THE PROBLEM:
Collect each line of the records containing the string "color".

SOURCE MATERIAL:
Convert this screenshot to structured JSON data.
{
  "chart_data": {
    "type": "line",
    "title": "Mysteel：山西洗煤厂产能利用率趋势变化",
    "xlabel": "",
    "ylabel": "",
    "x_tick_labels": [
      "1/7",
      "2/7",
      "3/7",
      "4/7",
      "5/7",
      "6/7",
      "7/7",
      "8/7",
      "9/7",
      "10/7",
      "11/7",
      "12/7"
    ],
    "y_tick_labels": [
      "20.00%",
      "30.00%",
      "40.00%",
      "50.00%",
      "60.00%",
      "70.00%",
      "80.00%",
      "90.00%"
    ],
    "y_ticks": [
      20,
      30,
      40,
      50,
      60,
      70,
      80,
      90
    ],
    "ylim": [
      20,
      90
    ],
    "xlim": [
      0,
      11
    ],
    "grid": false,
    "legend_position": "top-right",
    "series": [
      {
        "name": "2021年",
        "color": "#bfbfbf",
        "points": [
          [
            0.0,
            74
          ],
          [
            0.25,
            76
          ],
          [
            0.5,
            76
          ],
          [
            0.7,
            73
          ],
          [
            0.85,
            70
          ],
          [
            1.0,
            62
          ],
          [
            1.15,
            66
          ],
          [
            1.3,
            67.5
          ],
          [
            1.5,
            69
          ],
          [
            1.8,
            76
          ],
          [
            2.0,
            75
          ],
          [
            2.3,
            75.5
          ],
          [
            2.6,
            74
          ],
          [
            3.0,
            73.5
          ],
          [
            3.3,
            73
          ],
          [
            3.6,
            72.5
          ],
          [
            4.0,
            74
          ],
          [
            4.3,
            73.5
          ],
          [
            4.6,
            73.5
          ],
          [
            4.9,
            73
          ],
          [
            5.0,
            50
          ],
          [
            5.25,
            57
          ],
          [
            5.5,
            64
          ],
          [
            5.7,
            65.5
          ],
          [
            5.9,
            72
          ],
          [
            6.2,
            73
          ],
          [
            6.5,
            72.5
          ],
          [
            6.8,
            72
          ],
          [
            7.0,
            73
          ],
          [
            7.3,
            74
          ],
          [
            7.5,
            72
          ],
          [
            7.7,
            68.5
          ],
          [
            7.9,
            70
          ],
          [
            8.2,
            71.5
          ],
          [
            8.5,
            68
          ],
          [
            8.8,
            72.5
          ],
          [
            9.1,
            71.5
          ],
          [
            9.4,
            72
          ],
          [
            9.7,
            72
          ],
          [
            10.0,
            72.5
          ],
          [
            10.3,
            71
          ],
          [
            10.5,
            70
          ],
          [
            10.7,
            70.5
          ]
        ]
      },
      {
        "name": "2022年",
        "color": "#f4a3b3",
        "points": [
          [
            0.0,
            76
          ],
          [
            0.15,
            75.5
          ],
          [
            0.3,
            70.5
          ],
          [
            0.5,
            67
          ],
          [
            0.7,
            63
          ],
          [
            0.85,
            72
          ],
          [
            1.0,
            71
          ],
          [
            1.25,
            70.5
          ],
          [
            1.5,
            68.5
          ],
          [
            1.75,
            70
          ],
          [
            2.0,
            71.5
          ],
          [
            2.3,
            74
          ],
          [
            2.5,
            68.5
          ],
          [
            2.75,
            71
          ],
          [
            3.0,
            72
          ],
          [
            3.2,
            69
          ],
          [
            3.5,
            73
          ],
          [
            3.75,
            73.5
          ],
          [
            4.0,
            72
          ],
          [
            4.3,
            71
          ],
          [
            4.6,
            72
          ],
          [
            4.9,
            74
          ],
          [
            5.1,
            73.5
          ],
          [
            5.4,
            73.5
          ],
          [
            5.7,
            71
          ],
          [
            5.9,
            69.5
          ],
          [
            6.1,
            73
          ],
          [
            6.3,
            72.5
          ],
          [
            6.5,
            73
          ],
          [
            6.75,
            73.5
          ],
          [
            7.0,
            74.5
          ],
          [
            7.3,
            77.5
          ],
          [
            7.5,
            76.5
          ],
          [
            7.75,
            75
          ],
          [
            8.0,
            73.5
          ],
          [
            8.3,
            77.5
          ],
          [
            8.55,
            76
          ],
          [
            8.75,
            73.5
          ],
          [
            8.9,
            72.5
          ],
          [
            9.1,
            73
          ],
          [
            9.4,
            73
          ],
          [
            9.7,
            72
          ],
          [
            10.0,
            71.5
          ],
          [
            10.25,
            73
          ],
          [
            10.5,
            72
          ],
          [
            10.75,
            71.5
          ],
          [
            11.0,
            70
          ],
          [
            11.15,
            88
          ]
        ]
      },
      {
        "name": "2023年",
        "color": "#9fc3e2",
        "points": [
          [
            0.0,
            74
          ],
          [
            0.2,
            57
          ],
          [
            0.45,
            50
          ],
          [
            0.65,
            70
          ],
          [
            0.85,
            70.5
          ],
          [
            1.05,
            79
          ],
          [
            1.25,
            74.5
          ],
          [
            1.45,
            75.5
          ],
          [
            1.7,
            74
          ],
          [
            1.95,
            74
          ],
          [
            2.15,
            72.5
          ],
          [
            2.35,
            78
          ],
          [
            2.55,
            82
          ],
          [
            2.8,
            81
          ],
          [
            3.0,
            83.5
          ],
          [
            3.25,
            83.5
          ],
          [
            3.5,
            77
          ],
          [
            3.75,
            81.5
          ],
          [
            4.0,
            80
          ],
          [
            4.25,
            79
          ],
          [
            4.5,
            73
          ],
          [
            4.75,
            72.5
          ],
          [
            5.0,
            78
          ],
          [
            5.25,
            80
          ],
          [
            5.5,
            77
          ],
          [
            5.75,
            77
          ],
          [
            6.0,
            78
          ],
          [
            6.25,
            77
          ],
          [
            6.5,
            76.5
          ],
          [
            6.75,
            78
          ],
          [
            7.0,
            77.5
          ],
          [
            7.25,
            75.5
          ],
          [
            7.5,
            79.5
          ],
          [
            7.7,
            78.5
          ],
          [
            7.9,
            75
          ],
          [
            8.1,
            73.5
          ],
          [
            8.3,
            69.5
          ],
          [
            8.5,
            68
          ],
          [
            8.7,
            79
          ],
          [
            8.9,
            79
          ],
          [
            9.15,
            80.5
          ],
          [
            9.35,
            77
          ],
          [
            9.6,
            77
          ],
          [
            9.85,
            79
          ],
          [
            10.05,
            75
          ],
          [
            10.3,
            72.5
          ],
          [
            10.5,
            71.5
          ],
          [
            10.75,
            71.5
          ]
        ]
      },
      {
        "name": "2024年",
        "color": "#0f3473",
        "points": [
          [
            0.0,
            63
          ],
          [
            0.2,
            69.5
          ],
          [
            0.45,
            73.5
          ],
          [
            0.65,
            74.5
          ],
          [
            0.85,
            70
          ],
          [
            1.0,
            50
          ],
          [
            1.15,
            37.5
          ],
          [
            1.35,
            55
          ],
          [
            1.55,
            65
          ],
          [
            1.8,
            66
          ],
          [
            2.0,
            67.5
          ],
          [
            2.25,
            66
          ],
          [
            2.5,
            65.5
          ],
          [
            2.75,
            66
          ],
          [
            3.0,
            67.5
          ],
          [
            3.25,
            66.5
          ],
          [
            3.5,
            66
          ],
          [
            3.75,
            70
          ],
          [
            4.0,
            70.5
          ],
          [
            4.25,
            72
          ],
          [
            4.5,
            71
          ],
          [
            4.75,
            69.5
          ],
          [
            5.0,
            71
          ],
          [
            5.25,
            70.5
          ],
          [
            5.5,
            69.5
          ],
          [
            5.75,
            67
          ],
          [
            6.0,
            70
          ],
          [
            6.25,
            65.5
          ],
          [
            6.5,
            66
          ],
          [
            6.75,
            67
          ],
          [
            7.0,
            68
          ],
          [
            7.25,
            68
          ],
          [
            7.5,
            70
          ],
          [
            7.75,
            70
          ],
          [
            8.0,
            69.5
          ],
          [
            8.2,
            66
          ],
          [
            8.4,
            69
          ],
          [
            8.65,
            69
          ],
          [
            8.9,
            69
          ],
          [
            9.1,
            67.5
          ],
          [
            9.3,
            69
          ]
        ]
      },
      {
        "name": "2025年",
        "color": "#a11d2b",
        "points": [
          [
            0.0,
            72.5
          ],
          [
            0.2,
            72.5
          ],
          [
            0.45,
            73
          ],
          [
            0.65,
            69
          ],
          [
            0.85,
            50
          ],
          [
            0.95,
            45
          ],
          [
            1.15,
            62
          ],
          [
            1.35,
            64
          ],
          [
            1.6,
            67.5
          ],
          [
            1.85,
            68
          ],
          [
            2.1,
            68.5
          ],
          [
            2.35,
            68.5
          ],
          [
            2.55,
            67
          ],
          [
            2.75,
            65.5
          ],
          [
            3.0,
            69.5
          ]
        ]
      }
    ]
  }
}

TASK OUTPUT:
        "color": "#bfbfbf",
        "color": "#f4a3b3",
        "color": "#9fc3e2",
        "color": "#0f3473",
        "color": "#a11d2b",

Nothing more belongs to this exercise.